═════ Information given

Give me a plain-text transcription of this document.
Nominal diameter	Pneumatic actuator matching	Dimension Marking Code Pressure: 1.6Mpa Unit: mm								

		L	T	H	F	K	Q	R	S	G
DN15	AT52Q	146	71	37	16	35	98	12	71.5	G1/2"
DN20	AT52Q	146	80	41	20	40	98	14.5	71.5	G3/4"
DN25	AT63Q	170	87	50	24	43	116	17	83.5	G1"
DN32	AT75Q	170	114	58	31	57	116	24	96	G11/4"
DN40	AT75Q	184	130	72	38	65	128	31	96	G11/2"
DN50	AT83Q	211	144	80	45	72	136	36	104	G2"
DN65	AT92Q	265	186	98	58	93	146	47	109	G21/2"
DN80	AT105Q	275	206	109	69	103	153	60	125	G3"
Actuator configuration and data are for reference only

══════════

▶ **Task to complete**: Copy every line exactly. Leave nothing out.

▶ **Solution for this task**:
Give me a plain-text transcription of this document.
Nominal diameter	Pneumatic actuator matching	Dimension Marking Code Pressure: 1.6Mpa Unit: mm								

		L	T	H	F	K	Q	R	S	G
DN15	AT52Q	146	71	37	16	35	98	12	71.5	G1/2"
DN20	AT52Q	146	80	41	20	40	98	14.5	71.5	G3/4"
DN25	AT63Q	170	87	50	24	43	116	17	83.5	G1"
DN32	AT75Q	170	114	58	31	57	116	24	96	G11/4"
DN40	AT75Q	184	130	72	38	65	128	31	96	G11/2"
DN50	AT83Q	211	144	80	45	72	136	36	104	G2"
DN65	AT92Q	265	186	98	58	93	146	47	109	G21/2"
DN80	AT105Q	275	206	109	69	103	153	60	125	G3"
Actuator configuration and data are for reference only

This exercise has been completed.